◆ What you need to do ◆
Return the whole listing, keeping every character the same.

[Dataset excerpts]
[BEGIN]

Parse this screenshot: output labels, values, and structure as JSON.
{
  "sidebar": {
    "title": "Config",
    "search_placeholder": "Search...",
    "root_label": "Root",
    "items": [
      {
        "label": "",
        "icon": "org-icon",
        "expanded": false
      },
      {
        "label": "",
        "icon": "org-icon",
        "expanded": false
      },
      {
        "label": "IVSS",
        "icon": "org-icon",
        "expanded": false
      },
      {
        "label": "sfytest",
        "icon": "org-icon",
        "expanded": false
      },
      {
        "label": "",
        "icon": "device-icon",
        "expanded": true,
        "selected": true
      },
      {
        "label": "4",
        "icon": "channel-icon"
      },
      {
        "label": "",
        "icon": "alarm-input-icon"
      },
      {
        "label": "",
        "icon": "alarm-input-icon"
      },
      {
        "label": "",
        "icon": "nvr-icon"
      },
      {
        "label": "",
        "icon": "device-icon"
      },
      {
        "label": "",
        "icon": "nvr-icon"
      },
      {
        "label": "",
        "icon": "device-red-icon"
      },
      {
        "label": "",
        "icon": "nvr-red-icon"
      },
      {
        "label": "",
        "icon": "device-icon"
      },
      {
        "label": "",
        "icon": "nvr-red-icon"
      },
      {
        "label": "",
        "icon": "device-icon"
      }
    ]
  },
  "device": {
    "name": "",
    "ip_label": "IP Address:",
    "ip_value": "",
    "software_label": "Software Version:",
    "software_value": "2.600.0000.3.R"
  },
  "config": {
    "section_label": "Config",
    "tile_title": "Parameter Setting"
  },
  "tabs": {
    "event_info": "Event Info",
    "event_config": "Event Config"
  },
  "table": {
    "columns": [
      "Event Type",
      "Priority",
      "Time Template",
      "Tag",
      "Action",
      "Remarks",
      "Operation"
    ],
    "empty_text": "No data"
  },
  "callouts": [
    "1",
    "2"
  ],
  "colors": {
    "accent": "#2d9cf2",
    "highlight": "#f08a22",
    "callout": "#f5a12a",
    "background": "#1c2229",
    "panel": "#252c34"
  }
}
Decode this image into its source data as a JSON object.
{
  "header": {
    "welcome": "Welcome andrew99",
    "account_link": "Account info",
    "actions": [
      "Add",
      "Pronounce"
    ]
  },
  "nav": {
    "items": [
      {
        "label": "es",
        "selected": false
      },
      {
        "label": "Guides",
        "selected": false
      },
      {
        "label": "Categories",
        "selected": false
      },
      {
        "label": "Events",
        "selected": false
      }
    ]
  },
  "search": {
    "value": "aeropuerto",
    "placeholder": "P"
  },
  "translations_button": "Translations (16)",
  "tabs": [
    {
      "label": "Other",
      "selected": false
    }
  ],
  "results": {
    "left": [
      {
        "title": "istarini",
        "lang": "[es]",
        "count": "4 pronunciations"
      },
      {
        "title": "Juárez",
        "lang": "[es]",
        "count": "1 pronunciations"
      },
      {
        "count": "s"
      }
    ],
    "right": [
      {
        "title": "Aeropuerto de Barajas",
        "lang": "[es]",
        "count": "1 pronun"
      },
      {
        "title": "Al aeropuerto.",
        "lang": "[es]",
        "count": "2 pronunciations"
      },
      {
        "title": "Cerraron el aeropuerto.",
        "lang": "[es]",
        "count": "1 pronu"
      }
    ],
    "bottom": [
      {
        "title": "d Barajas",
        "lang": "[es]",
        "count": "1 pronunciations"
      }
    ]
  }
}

[END]

◆ The completed task ◆
Parse this screenshot: output labels, values, and structure as JSON.
{
  "sidebar": {
    "title": "Config",
    "search_placeholder": "Search...",
    "root_label": "Root",
    "items": [
      {
        "label": "",
        "icon": "org-icon",
        "expanded": false
      },
      {
        "label": "",
        "icon": "org-icon",
        "expanded": false
      },
      {
        "label": "IVSS",
        "icon": "org-icon",
        "expanded": false
      },
      {
        "label": "sfytest",
        "icon": "org-icon",
        "expanded": false
      },
      {
        "label": "",
        "icon": "device-icon",
        "expanded": true,
        "selected": true
      },
      {
        "label": "4",
        "icon": "channel-icon"
      },
      {
        "label": "",
        "icon": "alarm-input-icon"
      },
      {
        "label": "",
        "icon": "alarm-input-icon"
      },
      {
        "label": "",
        "icon": "nvr-icon"
      },
      {
        "label": "",
        "icon": "device-icon"
      },
      {
        "label": "",
        "icon": "nvr-icon"
      },
      {
        "label": "",
        "icon": "device-red-icon"
      },
      {
        "label": "",
        "icon": "nvr-red-icon"
      },
      {
        "label": "",
        "icon": "device-icon"
      },
      {
        "label": "",
        "icon": "nvr-red-icon"
      },
      {
        "label": "",
        "icon": "device-icon"
      }
    ]
  },
  "device": {
    "name": "",
    "ip_label": "IP Address:",
    "ip_value": "",
    "software_label": "Software Version:",
    "software_value": "2.600.0000.3.R"
  },
  "config": {
    "section_label": "Config",
    "tile_title": "Parameter Setting"
  },
  "tabs": {
    "event_info": "Event Info",
    "event_config": "Event Config"
  },
  "table": {
    "columns": [
      "Event Type",
      "Priority",
      "Time Template",
      "Tag",
      "Action",
      "Remarks",
      "Operation"
    ],
    "empty_text": "No data"
  },
  "callouts": [
    "1",
    "2"
  ],
  "colors": {
    "accent": "#2d9cf2",
    "highlight": "#f08a22",
    "callout": "#f5a12a",
    "background": "#1c2229",
    "panel": "#252c34"
  }
}
Decode this image into its source data as a JSON object.
{
  "header": {
    "welcome": "Welcome andrew99",
    "account_link": "Account info",
    "actions": [
      "Add",
      "Pronounce"
    ]
  },
  "nav": {
    "items": [
      {
        "label": "es",
        "selected": false
      },
      {
        "label": "Guides",
        "selected": false
      },
      {
        "label": "Categories",
        "selected": false
      },
      {
        "label": "Events",
        "selected": false
      }
    ]
  },
  "search": {
    "value": "aeropuerto",
    "placeholder": "P"
  },
  "translations_button": "Translations (16)",
  "tabs": [
    {
      "label": "Other",
      "selected": false
    }
  ],
  "results": {
    "left": [
      {
        "title": "istarini",
        "lang": "[es]",
        "count": "4 pronunciations"
      },
      {
        "title": "Juárez",
        "lang": "[es]",
        "count": "1 pronunciations"
      },
      {
        "count": "s"
      }
    ],
    "right": [
      {
        "title": "Aeropuerto de Barajas",
        "lang": "[es]",
        "count": "1 pronun"
      },
      {
        "title": "Al aeropuerto.",
        "lang": "[es]",
        "count": "2 pronunciations"
      },
      {
        "title": "Cerraron el aeropuerto.",
        "lang": "[es]",
        "count": "1 pronu"
      }
    ],
    "bottom": [
      {
        "title": "d Barajas",
        "lang": "[es]",
        "count": "1 pronunciations"
      }
    ]
  }
}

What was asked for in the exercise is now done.